*TEKS SUMBER:*
::::

JAKARTA, MENARA62.COM – Kementerian Pendidikan dan Kebudayaan meluncurkan Indeks Pembangunan Kebudayaan (IPK) dalam rangkaian Pekan Kebudayaan Nasional (PKN) di Istora, Senayan, Jakarta, Kamis (10/10). Indeks Pembangunan Kebudayaan merupakan suatu instrumen yang disusun bersama antara Kementerian Pendidikan dan Kebudayaan (Kemendikbud), Kementerian Perencanaan Pembangunan Nasional (PPN)/Badan Perencanaan Pembangunan Nasional (Bappenas), dan Badan Pusat Statistik (BPS).
Indeks ini diperlukan untuk mengukur capaian pembangunan kebudayaan sesuai dengan amanat Undang-Undang Nomor 5 Tahun 2017 tentang Pemajuan Kebudayaan.
“Kemajuan dari sebuah bangsa itu sesungguhnya diukur dari kemajuan kebudayaannya,” disampaikan Direktur Jenderal Kebudayaan (Dirjenbud) Hilmar Farid dalam sambutannya.
Dirjenbud menyampaikan bahwa Indeks Pembangunan Kebudayaan yang diluncurkan hari ini menjadi yang pertama di Indonesia bahkan di dunia. Indeks ini akan secara spesifik mengukur capaian pembangunan kebudayaan di tingkat nasional dan daerah.

::::

*DATA TERCATAT:*
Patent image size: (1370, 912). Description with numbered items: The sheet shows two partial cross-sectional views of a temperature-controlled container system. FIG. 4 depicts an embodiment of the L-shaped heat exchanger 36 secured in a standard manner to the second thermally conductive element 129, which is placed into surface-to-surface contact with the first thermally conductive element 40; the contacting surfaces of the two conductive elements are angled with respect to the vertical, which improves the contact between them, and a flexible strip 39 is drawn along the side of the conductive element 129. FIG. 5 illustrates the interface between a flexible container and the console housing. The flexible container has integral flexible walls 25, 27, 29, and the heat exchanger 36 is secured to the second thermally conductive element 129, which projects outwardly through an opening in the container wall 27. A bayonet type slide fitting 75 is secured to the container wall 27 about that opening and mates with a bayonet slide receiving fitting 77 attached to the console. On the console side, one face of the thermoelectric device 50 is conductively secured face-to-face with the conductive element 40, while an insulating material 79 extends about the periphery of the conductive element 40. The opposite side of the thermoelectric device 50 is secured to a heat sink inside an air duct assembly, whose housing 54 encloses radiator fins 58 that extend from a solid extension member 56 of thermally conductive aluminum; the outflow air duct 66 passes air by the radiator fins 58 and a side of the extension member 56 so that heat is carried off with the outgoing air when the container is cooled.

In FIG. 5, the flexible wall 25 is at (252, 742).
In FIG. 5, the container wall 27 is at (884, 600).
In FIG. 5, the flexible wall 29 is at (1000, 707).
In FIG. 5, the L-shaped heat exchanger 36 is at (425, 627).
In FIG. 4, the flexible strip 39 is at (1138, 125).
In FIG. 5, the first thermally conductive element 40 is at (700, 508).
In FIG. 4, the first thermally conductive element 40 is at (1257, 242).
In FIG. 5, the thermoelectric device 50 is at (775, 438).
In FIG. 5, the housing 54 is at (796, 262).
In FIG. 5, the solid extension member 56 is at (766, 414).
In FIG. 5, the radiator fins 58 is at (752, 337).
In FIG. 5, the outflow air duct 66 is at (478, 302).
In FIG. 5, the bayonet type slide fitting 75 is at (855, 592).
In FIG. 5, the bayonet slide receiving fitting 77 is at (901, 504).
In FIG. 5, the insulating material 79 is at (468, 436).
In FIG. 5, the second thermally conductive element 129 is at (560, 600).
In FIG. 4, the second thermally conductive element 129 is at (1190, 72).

::::

*DAFTAR TUGAS:*
• A. Sebutkan semua lembaga yang menurut berita peluncuran Indeks Pembangunan Kebudayaan ikut menyusun indeks tersebut.
• B. Terjemahkan kalimat dari berita peluncuran Indeks Pembangunan Kebudayaan ini ke dalam bahasa Inggris: "Indeks ini diperlukan untuk mengukur capaian pembangunan kebudayaan sesuai dengan amanat Undang-Undang Nomor 5 Tahun 2017 tentang Pemajuan Kebudayaan."
• C. Menurut berita peluncuran Indeks Pembangunan Kebudayaan, di mana indeks itu diluncurkan?

*JAWABAN TIAP TUGAS:*
• A.
- Kementerian Pendidikan dan Kebudayaan (Kemendikbud)
- Kementerian Perencanaan Pembangunan Nasional (PPN)/Badan Perencanaan Pembangunan Nasional (Bappenas)
- Badan Pusat Statistik (BPS)

• B. This index is needed to measure the achievements of cultural development in accordance with the mandate of Law Number 5 of 2017 on the Advancement of Culture.

• C. Di Istora, Senayan, Jakarta, dalam rangkaian Pekan Kebudayaan Nasional (PKN).